▶ [MATERIAL]
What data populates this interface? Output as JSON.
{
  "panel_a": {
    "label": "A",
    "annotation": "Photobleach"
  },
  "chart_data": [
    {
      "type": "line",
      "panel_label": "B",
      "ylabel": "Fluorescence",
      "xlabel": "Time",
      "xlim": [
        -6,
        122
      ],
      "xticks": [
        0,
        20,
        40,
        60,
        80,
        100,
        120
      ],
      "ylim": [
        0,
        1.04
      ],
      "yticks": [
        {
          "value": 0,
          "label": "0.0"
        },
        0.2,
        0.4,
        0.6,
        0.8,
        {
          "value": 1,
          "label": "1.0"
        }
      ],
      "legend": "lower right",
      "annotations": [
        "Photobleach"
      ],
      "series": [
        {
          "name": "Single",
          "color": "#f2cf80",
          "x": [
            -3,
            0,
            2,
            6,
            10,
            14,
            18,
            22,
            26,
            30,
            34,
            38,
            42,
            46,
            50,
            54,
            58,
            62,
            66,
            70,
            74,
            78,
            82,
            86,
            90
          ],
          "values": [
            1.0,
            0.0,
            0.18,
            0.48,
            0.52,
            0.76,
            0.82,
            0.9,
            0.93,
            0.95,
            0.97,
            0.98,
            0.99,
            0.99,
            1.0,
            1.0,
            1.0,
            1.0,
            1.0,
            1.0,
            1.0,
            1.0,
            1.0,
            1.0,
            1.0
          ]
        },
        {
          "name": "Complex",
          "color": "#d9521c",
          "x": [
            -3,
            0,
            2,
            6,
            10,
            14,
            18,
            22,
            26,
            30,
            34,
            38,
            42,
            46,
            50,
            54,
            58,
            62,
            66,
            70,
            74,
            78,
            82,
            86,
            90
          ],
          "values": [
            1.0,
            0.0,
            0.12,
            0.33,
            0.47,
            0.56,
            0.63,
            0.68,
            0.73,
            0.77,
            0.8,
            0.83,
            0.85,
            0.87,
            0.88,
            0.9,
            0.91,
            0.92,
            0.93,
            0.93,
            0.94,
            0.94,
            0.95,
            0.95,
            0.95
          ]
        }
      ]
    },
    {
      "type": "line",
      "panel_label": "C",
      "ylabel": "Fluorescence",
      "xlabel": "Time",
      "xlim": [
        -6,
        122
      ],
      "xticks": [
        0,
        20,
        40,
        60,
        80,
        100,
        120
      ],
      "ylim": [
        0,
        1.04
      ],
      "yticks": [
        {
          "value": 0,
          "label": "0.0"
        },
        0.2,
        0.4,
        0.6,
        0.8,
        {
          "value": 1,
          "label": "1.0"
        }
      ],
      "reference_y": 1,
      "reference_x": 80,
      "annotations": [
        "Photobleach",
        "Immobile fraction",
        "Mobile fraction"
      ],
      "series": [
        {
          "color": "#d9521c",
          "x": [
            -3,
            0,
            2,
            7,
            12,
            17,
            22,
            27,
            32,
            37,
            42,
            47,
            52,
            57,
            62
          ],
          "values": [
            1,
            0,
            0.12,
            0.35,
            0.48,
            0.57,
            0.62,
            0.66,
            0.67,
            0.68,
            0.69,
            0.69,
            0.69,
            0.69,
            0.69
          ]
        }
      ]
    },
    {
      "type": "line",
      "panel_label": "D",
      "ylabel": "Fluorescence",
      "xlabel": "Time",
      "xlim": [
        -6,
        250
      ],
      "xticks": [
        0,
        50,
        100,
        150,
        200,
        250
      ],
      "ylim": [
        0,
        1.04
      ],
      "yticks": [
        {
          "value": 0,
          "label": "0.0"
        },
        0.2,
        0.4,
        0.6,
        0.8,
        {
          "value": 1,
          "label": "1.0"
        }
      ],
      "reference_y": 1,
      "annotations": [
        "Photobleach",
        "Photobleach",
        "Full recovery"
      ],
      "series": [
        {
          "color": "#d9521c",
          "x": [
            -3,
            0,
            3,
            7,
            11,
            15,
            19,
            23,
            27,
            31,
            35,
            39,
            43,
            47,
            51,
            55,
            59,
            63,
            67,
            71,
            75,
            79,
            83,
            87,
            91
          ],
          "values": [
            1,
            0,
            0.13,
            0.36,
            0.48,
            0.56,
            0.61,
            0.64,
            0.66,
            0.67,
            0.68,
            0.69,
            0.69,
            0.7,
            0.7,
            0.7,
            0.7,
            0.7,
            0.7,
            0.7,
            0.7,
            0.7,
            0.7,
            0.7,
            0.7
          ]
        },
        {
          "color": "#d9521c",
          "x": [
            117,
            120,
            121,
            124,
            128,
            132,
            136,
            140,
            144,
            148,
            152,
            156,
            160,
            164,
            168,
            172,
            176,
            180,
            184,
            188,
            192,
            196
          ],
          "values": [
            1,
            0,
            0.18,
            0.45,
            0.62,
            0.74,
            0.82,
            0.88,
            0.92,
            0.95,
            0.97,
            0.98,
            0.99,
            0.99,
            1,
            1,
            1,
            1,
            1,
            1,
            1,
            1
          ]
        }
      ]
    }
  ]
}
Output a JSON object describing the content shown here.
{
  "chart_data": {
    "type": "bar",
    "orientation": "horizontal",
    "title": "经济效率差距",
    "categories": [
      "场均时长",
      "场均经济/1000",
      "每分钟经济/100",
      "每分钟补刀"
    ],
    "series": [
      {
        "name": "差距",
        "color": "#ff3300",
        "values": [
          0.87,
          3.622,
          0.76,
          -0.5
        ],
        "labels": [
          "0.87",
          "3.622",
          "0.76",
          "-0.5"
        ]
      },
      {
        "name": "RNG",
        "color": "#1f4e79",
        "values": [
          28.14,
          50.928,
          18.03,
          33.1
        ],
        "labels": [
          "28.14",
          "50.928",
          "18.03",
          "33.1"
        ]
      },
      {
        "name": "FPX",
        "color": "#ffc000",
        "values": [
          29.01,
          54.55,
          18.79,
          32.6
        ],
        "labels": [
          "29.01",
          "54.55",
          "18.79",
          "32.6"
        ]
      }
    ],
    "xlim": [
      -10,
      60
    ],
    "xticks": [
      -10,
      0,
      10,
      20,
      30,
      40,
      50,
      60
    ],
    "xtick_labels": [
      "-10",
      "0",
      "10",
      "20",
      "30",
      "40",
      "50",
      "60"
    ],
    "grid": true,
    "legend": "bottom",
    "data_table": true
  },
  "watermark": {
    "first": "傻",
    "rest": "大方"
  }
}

▶ [EXERCISE INSTRUCTIONS] All of the entries above need to be reproduced exactly.

▶ [ANSWER TO THIS TASK]
What data populates this interface? Output as JSON.
{
  "panel_a": {
    "label": "A",
    "annotation": "Photobleach"
  },
  "chart_data": [
    {
      "type": "line",
      "panel_label": "B",
      "ylabel": "Fluorescence",
      "xlabel": "Time",
      "xlim": [
        -6,
        122
      ],
      "xticks": [
        0,
        20,
        40,
        60,
        80,
        100,
        120
      ],
      "ylim": [
        0,
        1.04
      ],
      "yticks": [
        {
          "value": 0,
          "label": "0.0"
        },
        0.2,
        0.4,
        0.6,
        0.8,
        {
          "value": 1,
          "label": "1.0"
        }
      ],
      "legend": "lower right",
      "annotations": [
        "Photobleach"
      ],
      "series": [
        {
          "name": "Single",
          "color": "#f2cf80",
          "x": [
            -3,
            0,
            2,
            6,
            10,
            14,
            18,
            22,
            26,
            30,
            34,
            38,
            42,
            46,
            50,
            54,
            58,
            62,
            66,
            70,
            74,
            78,
            82,
            86,
            90
          ],
          "values": [
            1.0,
            0.0,
            0.18,
            0.48,
            0.52,
            0.76,
            0.82,
            0.9,
            0.93,
            0.95,
            0.97,
            0.98,
            0.99,
            0.99,
            1.0,
            1.0,
            1.0,
            1.0,
            1.0,
            1.0,
            1.0,
            1.0,
            1.0,
            1.0,
            1.0
          ]
        },
        {
          "name": "Complex",
          "color": "#d9521c",
          "x": [
            -3,
            0,
            2,
            6,
            10,
            14,
            18,
            22,
            26,
            30,
            34,
            38,
            42,
            46,
            50,
            54,
            58,
            62,
            66,
            70,
            74,
            78,
            82,
            86,
            90
          ],
          "values": [
            1.0,
            0.0,
            0.12,
            0.33,
            0.47,
            0.56,
            0.63,
            0.68,
            0.73,
            0.77,
            0.8,
            0.83,
            0.85,
            0.87,
            0.88,
            0.9,
            0.91,
            0.92,
            0.93,
            0.93,
            0.94,
            0.94,
            0.95,
            0.95,
            0.95
          ]
        }
      ]
    },
    {
      "type": "line",
      "panel_label": "C",
      "ylabel": "Fluorescence",
      "xlabel": "Time",
      "xlim": [
        -6,
        122
      ],
      "xticks": [
        0,
        20,
        40,
        60,
        80,
        100,
        120
      ],
      "ylim": [
        0,
        1.04
      ],
      "yticks": [
        {
          "value": 0,
          "label": "0.0"
        },
        0.2,
        0.4,
        0.6,
        0.8,
        {
          "value": 1,
          "label": "1.0"
        }
      ],
      "reference_y": 1,
      "reference_x": 80,
      "annotations": [
        "Photobleach",
        "Immobile fraction",
        "Mobile fraction"
      ],
      "series": [
        {
          "color": "#d9521c",
          "x": [
            -3,
            0,
            2,
            7,
            12,
            17,
            22,
            27,
            32,
            37,
            42,
            47,
            52,
            57,
            62
          ],
          "values": [
            1,
            0,
            0.12,
            0.35,
            0.48,
            0.57,
            0.62,
            0.66,
            0.67,
            0.68,
            0.69,
            0.69,
            0.69,
            0.69,
            0.69
          ]
        }
      ]
    },
    {
      "type": "line",
      "panel_label": "D",
      "ylabel": "Fluorescence",
      "xlabel": "Time",
      "xlim": [
        -6,
        250
      ],
      "xticks": [
        0,
        50,
        100,
        150,
        200,
        250
      ],
      "ylim": [
        0,
        1.04
      ],
      "yticks": [
        {
          "value": 0,
          "label": "0.0"
        },
        0.2,
        0.4,
        0.6,
        0.8,
        {
          "value": 1,
          "label": "1.0"
        }
      ],
      "reference_y": 1,
      "annotations": [
        "Photobleach",
        "Photobleach",
        "Full recovery"
      ],
      "series": [
        {
          "color": "#d9521c",
          "x": [
            -3,
            0,
            3,
            7,
            11,
            15,
            19,
            23,
            27,
            31,
            35,
            39,
            43,
            47,
            51,
            55,
            59,
            63,
            67,
            71,
            75,
            79,
            83,
            87,
            91
          ],
          "values": [
            1,
            0,
            0.13,
            0.36,
            0.48,
            0.56,
            0.61,
            0.64,
            0.66,
            0.67,
            0.68,
            0.69,
            0.69,
            0.7,
            0.7,
            0.7,
            0.7,
            0.7,
            0.7,
            0.7,
            0.7,
            0.7,
            0.7,
            0.7,
            0.7
          ]
        },
        {
          "color": "#d9521c",
          "x": [
            117,
            120,
            121,
            124,
            128,
            132,
            136,
            140,
            144,
            148,
            152,
            156,
            160,
            164,
            168,
            172,
            176,
            180,
            184,
            188,
            192,
            196
          ],
          "values": [
            1,
            0,
            0.18,
            0.45,
            0.62,
            0.74,
            0.82,
            0.88,
            0.92,
            0.95,
            0.97,
            0.98,
            0.99,
            0.99,
            1,
            1,
            1,
            1,
            1,
            1,
            1,
            1
          ]
        }
      ]
    }
  ]
}
Output a JSON object describing the content shown here.
{
  "chart_data": {
    "type": "bar",
    "orientation": "horizontal",
    "title": "经济效率差距",
    "categories": [
      "场均时长",
      "场均经济/1000",
      "每分钟经济/100",
      "每分钟补刀"
    ],
    "series": [
      {
        "name": "差距",
        "color": "#ff3300",
        "values": [
          0.87,
          3.622,
          0.76,
          -0.5
        ],
        "labels": [
          "0.87",
          "3.622",
          "0.76",
          "-0.5"
        ]
      },
      {
        "name": "RNG",
        "color": "#1f4e79",
        "values": [
          28.14,
          50.928,
          18.03,
          33.1
        ],
        "labels": [
          "28.14",
          "50.928",
          "18.03",
          "33.1"
        ]
      },
      {
        "name": "FPX",
        "color": "#ffc000",
        "values": [
          29.01,
          54.55,
          18.79,
          32.6
        ],
        "labels": [
          "29.01",
          "54.55",
          "18.79",
          "32.6"
        ]
      }
    ],
    "xlim": [
      -10,
      60
    ],
    "xticks": [
      -10,
      0,
      10,
      20,
      30,
      40,
      50,
      60
    ],
    "xtick_labels": [
      "-10",
      "0",
      "10",
      "20",
      "30",
      "40",
      "50",
      "60"
    ],
    "grid": true,
    "legend": "bottom",
    "data_table": true
  },
  "watermark": {
    "first": "傻",
    "rest": "大方"
  }
}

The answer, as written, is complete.